--- Begin ---
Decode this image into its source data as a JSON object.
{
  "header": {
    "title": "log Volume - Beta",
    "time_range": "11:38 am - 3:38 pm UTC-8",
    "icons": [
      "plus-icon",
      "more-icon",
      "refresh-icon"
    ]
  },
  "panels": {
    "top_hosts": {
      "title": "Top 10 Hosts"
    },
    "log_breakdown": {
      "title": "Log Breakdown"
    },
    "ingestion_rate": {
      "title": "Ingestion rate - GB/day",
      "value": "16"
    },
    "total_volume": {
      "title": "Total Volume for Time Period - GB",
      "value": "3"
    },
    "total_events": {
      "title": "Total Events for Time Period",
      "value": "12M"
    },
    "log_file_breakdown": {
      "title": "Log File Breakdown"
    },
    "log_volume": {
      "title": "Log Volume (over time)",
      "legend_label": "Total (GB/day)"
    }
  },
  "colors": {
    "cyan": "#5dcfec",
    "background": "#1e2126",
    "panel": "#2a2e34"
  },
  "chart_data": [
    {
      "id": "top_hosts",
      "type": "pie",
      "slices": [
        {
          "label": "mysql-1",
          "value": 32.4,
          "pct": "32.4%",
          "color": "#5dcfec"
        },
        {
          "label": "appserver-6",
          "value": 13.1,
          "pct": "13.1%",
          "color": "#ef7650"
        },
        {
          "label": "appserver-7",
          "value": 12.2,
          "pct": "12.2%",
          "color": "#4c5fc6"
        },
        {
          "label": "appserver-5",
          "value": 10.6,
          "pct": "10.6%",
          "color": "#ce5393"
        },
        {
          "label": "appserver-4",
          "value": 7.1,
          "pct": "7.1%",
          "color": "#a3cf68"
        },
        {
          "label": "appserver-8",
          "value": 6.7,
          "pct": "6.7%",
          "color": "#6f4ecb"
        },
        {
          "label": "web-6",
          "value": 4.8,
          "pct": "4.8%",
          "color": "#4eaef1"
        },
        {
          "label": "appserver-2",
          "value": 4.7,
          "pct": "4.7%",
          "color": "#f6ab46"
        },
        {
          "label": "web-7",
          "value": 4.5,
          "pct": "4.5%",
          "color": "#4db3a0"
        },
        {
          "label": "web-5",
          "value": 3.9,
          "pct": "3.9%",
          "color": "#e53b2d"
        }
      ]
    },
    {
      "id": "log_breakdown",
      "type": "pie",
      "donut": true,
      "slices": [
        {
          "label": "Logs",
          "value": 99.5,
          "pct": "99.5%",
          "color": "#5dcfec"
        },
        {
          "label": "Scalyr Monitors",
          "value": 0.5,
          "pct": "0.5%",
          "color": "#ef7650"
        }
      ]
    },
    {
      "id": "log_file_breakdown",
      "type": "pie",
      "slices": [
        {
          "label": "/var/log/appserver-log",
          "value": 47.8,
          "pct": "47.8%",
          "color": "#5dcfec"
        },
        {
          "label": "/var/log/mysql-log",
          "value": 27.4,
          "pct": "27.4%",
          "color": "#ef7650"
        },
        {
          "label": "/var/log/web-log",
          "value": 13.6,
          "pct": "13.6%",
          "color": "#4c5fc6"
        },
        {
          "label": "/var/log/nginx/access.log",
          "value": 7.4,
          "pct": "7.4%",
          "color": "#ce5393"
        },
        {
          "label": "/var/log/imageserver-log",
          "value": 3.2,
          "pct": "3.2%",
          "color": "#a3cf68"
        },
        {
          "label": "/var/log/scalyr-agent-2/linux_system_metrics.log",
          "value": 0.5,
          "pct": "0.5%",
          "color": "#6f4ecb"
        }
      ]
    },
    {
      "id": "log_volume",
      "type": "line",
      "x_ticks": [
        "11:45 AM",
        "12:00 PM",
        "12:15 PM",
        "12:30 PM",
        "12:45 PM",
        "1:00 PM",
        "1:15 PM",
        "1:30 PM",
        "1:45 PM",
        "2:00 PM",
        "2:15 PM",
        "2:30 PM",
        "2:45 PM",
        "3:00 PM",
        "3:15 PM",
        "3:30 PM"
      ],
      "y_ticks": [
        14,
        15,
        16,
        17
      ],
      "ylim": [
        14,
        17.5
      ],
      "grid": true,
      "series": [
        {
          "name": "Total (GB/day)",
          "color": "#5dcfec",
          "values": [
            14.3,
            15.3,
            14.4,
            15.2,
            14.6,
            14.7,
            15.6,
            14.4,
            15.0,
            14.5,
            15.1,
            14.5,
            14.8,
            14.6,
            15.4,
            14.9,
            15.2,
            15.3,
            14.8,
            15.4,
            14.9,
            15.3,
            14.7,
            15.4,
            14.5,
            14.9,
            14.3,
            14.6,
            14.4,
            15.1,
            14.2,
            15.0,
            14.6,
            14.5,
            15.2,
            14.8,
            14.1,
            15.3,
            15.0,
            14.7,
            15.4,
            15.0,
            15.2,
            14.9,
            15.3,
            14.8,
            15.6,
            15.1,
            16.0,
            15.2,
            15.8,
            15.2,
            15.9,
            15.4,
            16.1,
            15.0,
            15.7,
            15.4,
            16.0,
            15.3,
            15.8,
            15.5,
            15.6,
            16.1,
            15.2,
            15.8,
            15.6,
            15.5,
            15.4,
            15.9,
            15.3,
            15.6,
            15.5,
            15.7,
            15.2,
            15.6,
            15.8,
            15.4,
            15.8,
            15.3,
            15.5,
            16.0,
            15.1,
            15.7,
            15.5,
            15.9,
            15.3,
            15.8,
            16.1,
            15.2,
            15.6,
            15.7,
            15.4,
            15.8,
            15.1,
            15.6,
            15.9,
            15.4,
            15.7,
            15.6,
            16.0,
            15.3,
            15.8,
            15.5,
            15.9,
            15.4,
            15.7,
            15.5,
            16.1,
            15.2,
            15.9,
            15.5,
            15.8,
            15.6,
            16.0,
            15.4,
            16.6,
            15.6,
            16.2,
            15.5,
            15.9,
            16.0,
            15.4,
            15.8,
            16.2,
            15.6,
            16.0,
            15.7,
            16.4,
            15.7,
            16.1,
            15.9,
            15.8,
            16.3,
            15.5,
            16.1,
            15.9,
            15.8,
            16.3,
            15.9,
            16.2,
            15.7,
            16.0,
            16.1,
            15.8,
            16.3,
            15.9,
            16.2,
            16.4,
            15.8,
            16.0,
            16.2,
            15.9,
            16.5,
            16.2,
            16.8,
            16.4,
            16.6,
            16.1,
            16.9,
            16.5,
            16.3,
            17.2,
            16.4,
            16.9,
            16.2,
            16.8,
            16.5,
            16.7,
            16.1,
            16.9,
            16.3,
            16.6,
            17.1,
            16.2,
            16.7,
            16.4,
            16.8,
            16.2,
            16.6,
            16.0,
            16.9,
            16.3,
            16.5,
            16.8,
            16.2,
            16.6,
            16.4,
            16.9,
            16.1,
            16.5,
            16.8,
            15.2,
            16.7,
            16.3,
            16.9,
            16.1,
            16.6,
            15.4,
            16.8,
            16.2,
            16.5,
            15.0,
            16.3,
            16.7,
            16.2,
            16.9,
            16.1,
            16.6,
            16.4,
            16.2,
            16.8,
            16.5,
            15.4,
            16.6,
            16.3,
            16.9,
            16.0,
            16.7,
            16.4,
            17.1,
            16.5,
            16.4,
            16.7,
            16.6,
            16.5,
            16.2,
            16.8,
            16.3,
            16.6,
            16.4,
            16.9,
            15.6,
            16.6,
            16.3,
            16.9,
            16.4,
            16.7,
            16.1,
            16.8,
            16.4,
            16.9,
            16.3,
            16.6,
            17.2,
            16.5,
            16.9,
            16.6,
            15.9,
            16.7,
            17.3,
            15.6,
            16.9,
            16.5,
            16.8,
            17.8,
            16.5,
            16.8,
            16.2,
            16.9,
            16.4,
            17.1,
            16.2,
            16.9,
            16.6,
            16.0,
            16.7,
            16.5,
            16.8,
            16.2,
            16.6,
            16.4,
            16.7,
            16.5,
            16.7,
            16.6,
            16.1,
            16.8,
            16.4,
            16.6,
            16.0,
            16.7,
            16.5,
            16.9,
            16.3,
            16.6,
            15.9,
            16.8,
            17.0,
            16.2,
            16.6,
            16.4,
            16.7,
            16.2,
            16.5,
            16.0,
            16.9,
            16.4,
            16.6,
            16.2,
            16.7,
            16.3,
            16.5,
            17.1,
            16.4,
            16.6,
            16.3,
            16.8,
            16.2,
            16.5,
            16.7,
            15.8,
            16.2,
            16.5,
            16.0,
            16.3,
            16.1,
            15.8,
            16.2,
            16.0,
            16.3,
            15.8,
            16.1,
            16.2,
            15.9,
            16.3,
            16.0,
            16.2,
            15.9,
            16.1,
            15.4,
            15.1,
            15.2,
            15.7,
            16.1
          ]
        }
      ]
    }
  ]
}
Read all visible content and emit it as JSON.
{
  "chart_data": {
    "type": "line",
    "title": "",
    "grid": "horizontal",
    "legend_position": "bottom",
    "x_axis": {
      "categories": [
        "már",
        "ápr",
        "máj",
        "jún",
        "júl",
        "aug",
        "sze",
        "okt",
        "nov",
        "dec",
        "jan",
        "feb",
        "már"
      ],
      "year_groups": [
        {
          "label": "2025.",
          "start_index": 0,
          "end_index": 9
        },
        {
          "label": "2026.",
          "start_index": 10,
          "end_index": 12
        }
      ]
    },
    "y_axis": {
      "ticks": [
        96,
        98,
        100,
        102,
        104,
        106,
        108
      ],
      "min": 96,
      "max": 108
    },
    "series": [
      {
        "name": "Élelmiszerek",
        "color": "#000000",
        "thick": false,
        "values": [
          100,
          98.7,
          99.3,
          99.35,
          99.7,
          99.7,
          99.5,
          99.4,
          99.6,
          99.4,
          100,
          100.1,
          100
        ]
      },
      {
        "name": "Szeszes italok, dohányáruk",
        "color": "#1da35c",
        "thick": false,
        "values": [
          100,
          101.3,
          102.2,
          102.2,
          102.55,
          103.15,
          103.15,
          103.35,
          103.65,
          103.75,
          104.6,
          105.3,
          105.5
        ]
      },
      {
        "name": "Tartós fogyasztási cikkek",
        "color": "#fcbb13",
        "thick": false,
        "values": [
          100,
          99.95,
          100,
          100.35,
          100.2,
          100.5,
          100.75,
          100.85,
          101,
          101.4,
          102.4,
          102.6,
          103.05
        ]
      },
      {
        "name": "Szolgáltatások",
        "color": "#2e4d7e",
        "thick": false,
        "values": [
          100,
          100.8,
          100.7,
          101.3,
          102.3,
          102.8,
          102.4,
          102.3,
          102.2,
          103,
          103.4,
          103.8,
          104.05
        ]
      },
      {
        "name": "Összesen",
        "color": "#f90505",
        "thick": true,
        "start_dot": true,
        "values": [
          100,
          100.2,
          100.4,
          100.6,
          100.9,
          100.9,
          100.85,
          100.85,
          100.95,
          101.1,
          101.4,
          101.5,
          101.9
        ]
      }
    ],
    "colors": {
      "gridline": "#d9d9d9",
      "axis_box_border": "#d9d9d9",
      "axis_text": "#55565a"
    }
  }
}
--- End ---
▶ [What you have to do]: Where a line holds "name", copy it out.

▶ [Output of the task]:
          "name": "Total (GB/day)",
        "name": "Élelmiszerek",
        "name": "Szeszes italok, dohányáruk",
        "name": "Tartós fogyasztási cikkek",
        "name": "Szolgáltatások",
        "name": "Összesen",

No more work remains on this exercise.